Lines of data
_ _ _

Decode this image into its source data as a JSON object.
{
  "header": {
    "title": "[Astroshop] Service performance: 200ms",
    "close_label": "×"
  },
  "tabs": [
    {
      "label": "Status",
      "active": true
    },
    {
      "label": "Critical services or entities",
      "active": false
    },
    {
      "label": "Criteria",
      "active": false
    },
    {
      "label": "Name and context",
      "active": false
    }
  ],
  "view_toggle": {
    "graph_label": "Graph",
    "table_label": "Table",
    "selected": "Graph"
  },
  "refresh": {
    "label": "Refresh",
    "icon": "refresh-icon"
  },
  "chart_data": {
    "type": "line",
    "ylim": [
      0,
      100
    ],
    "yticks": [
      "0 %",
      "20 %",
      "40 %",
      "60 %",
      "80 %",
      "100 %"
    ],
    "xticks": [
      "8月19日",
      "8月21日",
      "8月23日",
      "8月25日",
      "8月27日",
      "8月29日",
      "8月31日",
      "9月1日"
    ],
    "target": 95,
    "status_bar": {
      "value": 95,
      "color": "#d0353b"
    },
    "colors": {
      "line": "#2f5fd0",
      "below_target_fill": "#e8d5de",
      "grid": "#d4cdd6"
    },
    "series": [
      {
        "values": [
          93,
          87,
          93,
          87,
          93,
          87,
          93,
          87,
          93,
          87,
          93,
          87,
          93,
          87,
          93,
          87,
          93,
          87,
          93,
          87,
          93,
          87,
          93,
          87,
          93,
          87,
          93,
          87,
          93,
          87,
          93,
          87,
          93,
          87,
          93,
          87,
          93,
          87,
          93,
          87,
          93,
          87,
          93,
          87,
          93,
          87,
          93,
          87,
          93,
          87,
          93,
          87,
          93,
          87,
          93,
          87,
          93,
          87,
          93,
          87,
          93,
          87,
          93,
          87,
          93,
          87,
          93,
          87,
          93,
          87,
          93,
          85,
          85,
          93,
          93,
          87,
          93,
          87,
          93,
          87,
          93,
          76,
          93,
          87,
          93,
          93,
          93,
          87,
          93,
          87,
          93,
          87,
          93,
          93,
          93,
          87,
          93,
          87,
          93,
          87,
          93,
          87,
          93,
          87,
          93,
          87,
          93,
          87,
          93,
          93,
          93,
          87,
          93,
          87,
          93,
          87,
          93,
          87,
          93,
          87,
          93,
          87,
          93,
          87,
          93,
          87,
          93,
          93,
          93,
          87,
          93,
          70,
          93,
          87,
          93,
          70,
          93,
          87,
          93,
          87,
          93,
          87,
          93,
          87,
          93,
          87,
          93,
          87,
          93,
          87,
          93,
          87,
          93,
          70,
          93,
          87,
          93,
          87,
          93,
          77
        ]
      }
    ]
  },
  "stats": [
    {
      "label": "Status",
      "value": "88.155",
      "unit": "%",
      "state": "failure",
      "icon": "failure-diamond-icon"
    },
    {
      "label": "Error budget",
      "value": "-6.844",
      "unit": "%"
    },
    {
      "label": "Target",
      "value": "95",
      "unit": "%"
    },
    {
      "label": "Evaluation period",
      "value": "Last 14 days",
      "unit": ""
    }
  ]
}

_ _ _

■ **What is being asked**
Above are some records. Print them all exactly.

■ **Reply to the task**
Decode this image into its source data as a JSON object.
{
  "header": {
    "title": "[Astroshop] Service performance: 200ms",
    "close_label": "×"
  },
  "tabs": [
    {
      "label": "Status",
      "active": true
    },
    {
      "label": "Critical services or entities",
      "active": false
    },
    {
      "label": "Criteria",
      "active": false
    },
    {
      "label": "Name and context",
      "active": false
    }
  ],
  "view_toggle": {
    "graph_label": "Graph",
    "table_label": "Table",
    "selected": "Graph"
  },
  "refresh": {
    "label": "Refresh",
    "icon": "refresh-icon"
  },
  "chart_data": {
    "type": "line",
    "ylim": [
      0,
      100
    ],
    "yticks": [
      "0 %",
      "20 %",
      "40 %",
      "60 %",
      "80 %",
      "100 %"
    ],
    "xticks": [
      "8月19日",
      "8月21日",
      "8月23日",
      "8月25日",
      "8月27日",
      "8月29日",
      "8月31日",
      "9月1日"
    ],
    "target": 95,
    "status_bar": {
      "value": 95,
      "color": "#d0353b"
    },
    "colors": {
      "line": "#2f5fd0",
      "below_target_fill": "#e8d5de",
      "grid": "#d4cdd6"
    },
    "series": [
      {
        "values": [
          93,
          87,
          93,
          87,
          93,
          87,
          93,
          87,
          93,
          87,
          93,
          87,
          93,
          87,
          93,
          87,
          93,
          87,
          93,
          87,
          93,
          87,
          93,
          87,
          93,
          87,
          93,
          87,
          93,
          87,
          93,
          87,
          93,
          87,
          93,
          87,
          93,
          87,
          93,
          87,
          93,
          87,
          93,
          87,
          93,
          87,
          93,
          87,
          93,
          87,
          93,
          87,
          93,
          87,
          93,
          87,
          93,
          87,
          93,
          87,
          93,
          87,
          93,
          87,
          93,
          87,
          93,
          87,
          93,
          87,
          93,
          85,
          85,
          93,
          93,
          87,
          93,
          87,
          93,
          87,
          93,
          76,
          93,
          87,
          93,
          93,
          93,
          87,
          93,
          87,
          93,
          87,
          93,
          93,
          93,
          87,
          93,
          87,
          93,
          87,
          93,
          87,
          93,
          87,
          93,
          87,
          93,
          87,
          93,
          93,
          93,
          87,
          93,
          87,
          93,
          87,
          93,
          87,
          93,
          87,
          93,
          87,
          93,
          87,
          93,
          87,
          93,
          93,
          93,
          87,
          93,
          70,
          93,
          87,
          93,
          70,
          93,
          87,
          93,
          87,
          93,
          87,
          93,
          87,
          93,
          87,
          93,
          87,
          93,
          87,
          93,
          87,
          93,
          70,
          93,
          87,
          93,
          87,
          93,
          77
        ]
      }
    ]
  },
  "stats": [
    {
      "label": "Status",
      "value": "88.155",
      "unit": "%",
      "state": "failure",
      "icon": "failure-diamond-icon"
    },
    {
      "label": "Error budget",
      "value": "-6.844",
      "unit": "%"
    },
    {
      "label": "Target",
      "value": "95",
      "unit": "%"
    },
    {
      "label": "Evaluation period",
      "value": "Last 14 days",
      "unit": ""
    }
  ]
}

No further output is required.